§ Data listing:
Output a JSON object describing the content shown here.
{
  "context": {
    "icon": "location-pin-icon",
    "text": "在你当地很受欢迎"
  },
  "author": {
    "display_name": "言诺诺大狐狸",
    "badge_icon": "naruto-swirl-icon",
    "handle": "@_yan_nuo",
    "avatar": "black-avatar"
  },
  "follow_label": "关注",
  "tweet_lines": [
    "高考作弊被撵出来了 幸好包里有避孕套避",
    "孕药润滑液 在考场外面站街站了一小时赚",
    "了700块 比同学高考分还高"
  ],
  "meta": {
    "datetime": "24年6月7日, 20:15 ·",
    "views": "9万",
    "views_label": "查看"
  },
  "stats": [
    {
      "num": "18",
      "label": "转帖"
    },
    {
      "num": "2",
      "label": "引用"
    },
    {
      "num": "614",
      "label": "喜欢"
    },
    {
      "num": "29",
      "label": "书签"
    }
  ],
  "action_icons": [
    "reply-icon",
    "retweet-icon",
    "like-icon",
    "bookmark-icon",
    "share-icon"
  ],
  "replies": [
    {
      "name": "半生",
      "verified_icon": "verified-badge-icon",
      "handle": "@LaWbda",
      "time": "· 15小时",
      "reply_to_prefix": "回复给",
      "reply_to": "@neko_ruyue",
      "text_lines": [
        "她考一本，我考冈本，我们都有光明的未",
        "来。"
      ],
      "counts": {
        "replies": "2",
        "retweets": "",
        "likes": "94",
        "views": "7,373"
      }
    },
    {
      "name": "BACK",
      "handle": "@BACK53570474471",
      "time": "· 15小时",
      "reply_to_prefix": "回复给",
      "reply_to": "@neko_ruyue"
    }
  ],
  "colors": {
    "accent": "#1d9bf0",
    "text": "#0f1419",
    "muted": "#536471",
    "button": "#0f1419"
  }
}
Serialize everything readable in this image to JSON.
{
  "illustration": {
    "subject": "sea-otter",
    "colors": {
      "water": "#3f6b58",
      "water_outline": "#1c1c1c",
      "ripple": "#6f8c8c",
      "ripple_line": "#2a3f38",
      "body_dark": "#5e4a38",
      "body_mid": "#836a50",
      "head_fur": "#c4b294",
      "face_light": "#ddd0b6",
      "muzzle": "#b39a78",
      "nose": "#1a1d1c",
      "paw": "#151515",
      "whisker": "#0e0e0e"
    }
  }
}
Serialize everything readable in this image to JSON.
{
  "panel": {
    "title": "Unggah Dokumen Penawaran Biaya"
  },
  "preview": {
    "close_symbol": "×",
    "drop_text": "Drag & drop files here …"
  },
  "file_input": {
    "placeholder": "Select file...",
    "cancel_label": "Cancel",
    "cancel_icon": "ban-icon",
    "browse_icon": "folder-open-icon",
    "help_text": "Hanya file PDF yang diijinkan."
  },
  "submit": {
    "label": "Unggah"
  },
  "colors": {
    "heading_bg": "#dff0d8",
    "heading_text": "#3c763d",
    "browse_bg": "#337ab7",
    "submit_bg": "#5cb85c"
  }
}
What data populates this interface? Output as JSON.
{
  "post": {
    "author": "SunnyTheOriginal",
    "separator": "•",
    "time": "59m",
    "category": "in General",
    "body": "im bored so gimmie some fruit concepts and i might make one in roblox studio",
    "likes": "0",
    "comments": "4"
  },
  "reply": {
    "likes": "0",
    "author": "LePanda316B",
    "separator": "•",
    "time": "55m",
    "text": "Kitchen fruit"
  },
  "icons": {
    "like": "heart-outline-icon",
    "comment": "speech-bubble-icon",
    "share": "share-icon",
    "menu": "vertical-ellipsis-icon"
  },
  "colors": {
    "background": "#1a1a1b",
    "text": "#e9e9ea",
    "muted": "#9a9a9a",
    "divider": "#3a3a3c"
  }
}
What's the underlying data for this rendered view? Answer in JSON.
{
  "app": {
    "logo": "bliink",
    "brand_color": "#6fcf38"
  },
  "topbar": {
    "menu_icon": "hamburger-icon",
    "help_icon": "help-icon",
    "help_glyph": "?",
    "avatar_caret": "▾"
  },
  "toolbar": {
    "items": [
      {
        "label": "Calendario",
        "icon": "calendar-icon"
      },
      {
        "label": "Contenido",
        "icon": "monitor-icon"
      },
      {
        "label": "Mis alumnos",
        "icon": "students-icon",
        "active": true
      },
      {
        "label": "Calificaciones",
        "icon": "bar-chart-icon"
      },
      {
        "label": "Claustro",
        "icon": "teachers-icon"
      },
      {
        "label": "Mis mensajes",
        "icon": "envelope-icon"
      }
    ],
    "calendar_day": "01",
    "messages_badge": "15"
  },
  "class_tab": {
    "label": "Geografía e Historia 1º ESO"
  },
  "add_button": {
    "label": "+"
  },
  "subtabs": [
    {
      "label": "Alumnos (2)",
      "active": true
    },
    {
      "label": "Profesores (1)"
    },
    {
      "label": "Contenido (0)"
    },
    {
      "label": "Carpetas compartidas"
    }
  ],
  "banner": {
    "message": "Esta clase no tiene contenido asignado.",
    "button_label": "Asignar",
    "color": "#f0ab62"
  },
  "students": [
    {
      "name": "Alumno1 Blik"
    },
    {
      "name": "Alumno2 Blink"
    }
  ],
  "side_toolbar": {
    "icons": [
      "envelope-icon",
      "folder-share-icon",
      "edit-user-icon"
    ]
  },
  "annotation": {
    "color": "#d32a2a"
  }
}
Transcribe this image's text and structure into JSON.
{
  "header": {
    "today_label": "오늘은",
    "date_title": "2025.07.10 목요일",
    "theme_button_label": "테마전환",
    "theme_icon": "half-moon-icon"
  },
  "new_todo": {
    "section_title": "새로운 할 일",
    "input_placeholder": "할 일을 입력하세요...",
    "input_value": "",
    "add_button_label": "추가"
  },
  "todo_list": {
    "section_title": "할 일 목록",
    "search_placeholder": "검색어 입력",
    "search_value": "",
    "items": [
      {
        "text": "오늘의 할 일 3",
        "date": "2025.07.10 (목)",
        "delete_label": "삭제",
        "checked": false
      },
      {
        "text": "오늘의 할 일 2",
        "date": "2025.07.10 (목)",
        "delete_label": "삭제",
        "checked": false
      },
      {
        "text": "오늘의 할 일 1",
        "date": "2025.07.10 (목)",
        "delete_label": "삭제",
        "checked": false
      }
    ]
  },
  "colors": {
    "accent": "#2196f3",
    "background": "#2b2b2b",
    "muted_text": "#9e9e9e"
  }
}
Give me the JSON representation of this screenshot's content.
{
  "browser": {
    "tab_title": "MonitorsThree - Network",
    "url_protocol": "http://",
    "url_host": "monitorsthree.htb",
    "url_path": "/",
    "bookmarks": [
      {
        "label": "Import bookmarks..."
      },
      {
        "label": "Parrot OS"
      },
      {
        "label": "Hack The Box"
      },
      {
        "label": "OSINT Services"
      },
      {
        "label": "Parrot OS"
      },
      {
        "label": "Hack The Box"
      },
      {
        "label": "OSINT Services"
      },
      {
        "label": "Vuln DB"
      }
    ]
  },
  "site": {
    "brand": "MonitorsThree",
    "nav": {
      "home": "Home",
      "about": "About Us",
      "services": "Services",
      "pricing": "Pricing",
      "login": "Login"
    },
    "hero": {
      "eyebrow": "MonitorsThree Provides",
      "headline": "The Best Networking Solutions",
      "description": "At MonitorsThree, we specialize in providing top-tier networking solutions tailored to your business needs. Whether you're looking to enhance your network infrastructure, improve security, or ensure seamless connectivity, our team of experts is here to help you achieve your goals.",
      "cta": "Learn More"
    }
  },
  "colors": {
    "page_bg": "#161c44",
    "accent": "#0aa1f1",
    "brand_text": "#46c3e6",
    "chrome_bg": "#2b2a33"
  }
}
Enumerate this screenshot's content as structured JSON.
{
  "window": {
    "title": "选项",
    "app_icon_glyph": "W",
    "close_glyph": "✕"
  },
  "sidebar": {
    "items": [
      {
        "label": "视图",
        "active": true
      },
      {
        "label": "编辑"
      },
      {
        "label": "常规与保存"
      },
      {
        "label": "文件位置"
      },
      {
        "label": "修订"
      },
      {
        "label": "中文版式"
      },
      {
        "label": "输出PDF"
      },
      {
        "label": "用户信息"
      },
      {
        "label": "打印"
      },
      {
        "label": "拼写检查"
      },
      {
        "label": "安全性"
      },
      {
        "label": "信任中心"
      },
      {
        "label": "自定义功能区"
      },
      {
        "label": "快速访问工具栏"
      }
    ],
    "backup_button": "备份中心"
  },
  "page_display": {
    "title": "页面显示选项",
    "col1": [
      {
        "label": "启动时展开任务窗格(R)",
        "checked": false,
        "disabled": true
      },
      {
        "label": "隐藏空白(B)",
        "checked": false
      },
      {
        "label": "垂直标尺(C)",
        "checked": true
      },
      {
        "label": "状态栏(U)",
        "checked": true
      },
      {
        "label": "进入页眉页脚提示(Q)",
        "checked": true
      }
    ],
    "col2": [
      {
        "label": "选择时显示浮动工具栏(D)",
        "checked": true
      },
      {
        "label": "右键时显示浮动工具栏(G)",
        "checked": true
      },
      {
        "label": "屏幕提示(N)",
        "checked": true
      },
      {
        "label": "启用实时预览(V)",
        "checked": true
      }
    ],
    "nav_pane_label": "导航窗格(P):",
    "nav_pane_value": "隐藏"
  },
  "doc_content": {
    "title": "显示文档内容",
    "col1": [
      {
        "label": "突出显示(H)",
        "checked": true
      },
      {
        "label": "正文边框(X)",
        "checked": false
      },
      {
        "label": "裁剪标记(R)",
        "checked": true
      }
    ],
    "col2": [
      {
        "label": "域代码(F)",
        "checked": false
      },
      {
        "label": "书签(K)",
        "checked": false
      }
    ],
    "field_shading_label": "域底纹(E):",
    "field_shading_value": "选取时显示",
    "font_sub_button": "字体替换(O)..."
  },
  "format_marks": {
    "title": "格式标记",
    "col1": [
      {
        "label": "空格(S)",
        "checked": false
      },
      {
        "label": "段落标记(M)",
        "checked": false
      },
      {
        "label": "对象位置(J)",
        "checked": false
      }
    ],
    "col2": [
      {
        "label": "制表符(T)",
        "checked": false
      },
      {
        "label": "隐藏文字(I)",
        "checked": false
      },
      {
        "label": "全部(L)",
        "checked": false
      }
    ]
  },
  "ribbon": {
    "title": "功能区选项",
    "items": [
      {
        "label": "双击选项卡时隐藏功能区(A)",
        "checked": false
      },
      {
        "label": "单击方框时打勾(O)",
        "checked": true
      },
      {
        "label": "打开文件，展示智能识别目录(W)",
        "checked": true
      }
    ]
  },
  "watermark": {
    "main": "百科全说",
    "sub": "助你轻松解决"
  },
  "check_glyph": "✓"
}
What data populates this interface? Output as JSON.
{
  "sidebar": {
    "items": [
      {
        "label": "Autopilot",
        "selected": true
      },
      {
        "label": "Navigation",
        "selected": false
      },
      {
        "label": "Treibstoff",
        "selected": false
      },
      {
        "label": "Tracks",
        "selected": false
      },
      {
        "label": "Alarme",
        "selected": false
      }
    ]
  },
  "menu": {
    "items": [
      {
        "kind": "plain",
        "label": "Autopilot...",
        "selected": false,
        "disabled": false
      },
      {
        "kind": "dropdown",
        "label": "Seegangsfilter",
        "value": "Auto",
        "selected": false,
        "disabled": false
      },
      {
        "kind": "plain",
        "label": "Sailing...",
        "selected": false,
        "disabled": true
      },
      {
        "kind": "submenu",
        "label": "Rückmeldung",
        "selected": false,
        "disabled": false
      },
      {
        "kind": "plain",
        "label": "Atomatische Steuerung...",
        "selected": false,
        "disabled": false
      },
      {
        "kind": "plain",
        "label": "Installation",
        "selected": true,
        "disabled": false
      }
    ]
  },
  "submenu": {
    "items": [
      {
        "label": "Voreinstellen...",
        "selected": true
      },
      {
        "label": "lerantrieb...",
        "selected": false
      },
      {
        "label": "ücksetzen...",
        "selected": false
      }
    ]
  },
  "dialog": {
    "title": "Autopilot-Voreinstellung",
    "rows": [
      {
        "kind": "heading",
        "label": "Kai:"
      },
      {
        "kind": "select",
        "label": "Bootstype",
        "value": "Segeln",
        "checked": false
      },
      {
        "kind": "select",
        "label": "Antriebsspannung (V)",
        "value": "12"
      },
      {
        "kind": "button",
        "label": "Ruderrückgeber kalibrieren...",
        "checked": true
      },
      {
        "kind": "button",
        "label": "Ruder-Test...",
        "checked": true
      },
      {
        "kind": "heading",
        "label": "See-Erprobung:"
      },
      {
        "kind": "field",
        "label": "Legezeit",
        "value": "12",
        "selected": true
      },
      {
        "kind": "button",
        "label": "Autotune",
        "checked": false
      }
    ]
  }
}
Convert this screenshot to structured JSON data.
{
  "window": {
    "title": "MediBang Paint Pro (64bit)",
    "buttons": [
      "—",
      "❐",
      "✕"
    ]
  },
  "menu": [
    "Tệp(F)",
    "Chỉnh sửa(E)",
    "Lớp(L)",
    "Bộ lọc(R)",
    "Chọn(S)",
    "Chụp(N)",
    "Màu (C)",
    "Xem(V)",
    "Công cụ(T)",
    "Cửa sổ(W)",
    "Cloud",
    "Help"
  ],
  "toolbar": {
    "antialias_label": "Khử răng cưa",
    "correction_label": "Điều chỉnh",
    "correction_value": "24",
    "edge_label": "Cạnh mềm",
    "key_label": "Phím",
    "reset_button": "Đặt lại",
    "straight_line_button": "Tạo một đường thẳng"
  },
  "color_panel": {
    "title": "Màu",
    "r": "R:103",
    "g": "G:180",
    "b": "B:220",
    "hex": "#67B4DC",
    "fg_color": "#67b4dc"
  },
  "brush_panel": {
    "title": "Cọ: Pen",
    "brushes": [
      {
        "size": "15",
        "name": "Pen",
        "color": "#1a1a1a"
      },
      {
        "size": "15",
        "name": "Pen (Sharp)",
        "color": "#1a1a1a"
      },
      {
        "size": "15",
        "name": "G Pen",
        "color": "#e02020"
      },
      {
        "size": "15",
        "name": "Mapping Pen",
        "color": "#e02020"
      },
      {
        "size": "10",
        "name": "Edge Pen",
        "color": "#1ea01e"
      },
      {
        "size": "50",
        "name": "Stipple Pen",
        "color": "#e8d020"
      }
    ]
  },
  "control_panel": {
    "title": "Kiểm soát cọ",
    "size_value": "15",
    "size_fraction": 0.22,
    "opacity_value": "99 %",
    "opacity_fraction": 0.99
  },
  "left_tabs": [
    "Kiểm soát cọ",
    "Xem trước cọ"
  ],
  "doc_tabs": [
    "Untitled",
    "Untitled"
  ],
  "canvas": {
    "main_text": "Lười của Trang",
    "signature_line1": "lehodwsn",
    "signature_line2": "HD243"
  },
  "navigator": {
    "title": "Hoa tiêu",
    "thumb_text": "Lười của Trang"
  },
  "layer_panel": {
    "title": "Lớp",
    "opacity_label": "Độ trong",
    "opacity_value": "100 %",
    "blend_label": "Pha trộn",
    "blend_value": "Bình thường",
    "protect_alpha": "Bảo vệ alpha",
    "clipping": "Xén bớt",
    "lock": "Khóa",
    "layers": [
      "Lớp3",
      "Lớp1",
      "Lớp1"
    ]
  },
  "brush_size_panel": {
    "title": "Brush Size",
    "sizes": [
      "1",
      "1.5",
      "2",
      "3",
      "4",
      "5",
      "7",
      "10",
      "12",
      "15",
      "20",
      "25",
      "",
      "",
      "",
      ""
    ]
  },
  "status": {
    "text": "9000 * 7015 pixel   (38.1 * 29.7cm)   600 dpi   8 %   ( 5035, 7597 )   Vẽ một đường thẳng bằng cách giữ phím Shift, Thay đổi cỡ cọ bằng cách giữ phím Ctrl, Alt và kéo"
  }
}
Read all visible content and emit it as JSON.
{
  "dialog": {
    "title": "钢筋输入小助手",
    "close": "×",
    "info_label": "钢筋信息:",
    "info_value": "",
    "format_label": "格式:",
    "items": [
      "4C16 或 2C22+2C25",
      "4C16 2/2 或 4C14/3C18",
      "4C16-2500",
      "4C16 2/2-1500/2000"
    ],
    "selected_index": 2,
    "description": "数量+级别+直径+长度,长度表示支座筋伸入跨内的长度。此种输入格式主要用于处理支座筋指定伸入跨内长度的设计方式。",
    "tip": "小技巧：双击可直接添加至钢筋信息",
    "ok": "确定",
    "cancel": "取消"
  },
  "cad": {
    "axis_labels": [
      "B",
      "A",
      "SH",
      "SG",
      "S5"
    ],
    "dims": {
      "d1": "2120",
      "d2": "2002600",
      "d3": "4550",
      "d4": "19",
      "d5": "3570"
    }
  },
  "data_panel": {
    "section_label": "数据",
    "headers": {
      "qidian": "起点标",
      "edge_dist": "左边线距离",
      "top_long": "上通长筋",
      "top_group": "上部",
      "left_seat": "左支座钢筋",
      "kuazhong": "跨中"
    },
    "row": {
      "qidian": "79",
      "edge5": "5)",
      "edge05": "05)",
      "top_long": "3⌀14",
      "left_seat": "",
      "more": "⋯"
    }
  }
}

§ What the task requires:
Isolate the lines that hold the word "screenshot" and copy all of them.

§ Correct answer:
Give me the JSON representation of this screenshot's content.
Enumerate this screenshot's content as structured JSON.
Convert this screenshot to structured JSON data.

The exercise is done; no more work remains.